WORK INSTRUCTIONS :: Where does the string "color" appear? Copy every line of the entries below that holds it.

DATA PROVIDED ::
═══

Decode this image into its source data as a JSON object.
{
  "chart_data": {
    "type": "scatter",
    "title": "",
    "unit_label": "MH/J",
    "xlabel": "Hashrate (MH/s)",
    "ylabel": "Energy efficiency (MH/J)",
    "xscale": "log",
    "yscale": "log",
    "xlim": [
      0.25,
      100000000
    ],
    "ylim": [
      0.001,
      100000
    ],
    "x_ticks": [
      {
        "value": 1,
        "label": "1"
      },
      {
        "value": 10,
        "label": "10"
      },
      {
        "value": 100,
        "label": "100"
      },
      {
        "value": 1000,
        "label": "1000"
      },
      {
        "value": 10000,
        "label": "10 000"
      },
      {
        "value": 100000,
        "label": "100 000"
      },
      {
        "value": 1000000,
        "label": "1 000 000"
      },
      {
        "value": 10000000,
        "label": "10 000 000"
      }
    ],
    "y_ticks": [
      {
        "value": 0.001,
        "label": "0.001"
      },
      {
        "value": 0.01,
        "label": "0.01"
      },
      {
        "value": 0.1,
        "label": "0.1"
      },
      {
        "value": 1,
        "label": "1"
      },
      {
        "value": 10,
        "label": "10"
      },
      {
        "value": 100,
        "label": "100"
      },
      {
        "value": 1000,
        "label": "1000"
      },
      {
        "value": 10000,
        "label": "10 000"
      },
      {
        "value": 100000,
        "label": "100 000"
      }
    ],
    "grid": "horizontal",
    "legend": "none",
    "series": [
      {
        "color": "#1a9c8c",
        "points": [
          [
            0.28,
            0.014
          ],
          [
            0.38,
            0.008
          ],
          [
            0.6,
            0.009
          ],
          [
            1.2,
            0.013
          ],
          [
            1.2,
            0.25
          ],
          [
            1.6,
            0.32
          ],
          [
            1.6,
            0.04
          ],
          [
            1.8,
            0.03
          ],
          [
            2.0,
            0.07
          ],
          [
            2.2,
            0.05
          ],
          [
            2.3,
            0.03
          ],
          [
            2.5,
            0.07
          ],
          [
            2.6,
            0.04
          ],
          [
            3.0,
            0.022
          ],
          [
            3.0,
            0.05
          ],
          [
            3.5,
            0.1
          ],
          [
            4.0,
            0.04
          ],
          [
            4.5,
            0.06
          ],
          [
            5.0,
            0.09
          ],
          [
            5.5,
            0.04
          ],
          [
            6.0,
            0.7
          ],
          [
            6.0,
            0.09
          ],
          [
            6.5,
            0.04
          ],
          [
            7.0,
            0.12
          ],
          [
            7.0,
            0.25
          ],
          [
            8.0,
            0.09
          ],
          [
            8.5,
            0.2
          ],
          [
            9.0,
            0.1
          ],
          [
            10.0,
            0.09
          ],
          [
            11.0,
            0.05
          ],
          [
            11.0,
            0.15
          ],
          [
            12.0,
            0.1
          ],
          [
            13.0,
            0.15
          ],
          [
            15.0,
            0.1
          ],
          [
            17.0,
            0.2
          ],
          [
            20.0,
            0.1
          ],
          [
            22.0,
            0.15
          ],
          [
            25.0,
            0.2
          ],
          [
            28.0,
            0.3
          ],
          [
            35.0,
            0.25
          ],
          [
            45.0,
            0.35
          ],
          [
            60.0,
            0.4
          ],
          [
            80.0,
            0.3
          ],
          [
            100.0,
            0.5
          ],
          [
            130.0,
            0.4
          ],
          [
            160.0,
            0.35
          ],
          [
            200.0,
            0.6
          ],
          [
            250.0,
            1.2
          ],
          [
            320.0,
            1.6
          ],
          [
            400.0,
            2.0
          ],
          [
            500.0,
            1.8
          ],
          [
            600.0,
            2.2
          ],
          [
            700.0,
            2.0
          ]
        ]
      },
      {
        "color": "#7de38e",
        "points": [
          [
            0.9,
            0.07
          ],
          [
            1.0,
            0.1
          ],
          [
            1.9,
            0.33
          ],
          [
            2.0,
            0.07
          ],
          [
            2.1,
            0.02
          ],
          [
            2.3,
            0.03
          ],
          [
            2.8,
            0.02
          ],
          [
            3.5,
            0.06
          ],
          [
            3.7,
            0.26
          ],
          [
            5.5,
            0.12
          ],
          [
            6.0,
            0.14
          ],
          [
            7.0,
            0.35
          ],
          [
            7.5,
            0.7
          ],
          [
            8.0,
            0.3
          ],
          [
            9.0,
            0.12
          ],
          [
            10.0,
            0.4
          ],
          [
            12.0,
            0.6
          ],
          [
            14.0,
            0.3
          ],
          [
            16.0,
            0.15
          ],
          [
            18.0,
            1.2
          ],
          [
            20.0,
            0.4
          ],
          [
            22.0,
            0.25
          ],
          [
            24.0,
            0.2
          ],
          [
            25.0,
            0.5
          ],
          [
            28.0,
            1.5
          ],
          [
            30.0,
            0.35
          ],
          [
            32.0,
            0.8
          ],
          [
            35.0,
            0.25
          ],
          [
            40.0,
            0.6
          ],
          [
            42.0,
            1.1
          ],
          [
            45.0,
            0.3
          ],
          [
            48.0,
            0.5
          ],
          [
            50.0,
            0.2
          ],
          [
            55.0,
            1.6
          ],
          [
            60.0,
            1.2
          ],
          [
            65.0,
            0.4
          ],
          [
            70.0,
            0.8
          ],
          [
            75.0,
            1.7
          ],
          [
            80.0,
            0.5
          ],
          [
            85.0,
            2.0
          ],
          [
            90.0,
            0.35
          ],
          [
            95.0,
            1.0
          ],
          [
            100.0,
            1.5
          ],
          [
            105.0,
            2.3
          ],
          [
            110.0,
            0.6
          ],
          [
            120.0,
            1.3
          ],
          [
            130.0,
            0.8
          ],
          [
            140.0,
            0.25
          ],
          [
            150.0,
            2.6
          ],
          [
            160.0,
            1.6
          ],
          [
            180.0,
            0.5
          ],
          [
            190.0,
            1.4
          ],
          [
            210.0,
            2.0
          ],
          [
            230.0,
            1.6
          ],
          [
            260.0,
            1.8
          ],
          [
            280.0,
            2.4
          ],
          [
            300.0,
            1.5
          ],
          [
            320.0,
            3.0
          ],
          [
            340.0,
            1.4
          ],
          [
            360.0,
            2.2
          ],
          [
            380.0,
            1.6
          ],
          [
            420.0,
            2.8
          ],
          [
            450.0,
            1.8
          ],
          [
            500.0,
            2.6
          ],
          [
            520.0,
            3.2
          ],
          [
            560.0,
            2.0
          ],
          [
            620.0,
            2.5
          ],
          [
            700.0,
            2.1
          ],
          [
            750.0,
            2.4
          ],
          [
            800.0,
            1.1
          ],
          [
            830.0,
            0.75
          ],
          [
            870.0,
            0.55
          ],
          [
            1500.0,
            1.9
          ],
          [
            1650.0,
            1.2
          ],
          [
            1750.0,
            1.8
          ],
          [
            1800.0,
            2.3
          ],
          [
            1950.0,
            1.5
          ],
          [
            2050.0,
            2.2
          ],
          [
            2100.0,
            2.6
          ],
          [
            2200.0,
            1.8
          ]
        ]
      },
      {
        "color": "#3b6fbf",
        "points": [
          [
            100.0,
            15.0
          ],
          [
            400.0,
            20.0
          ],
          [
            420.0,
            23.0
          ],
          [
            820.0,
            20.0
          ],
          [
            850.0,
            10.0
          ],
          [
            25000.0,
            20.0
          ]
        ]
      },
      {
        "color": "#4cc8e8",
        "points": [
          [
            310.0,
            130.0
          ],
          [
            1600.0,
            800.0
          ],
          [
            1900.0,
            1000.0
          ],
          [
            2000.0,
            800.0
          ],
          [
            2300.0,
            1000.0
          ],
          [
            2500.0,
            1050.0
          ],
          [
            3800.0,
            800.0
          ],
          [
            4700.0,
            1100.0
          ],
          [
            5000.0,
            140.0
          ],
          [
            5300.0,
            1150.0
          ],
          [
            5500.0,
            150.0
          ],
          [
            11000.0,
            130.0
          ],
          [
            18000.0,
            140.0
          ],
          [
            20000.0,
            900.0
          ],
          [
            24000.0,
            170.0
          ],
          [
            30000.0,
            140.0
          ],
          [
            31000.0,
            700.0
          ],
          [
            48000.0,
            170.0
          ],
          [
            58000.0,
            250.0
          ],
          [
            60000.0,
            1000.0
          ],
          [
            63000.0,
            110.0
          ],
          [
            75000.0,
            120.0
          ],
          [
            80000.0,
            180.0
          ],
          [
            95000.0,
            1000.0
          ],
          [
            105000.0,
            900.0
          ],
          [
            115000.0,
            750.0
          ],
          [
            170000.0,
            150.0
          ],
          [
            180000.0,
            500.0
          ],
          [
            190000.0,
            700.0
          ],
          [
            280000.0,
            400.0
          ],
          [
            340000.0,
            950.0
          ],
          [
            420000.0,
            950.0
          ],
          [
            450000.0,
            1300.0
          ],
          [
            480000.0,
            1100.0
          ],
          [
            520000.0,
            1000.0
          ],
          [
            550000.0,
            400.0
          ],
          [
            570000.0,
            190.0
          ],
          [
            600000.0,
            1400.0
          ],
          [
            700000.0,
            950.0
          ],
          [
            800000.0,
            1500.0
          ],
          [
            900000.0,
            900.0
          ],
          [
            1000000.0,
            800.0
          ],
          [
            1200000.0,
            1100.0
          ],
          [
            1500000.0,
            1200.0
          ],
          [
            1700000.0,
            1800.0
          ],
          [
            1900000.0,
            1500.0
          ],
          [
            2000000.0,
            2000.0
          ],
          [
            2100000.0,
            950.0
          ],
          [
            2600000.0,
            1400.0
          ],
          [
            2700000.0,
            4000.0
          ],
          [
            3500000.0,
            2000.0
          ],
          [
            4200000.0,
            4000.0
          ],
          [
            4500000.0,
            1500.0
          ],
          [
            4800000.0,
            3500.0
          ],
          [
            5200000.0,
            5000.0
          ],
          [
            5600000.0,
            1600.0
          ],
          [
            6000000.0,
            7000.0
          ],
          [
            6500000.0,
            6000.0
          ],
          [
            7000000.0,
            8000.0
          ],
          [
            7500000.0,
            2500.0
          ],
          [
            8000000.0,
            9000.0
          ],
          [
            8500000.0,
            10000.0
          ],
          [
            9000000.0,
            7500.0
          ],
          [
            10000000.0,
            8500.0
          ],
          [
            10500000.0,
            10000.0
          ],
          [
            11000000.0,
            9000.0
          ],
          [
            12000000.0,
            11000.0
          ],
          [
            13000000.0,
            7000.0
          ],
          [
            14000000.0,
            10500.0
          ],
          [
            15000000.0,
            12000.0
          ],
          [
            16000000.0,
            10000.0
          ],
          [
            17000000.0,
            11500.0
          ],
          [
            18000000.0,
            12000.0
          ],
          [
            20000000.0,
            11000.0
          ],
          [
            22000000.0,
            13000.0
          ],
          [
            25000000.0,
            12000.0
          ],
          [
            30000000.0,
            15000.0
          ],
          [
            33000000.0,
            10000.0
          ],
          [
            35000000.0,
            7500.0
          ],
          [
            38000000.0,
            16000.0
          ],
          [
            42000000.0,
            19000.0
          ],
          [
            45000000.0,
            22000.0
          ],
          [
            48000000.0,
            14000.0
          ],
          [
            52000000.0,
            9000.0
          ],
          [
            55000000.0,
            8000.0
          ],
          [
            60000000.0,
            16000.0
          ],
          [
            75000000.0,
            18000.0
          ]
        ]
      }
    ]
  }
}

═══

REPLY TO THE TASK ::
        "color": "#1a9c8c",
        "color": "#7de38e",
        "color": "#3b6fbf",
        "color": "#4cc8e8",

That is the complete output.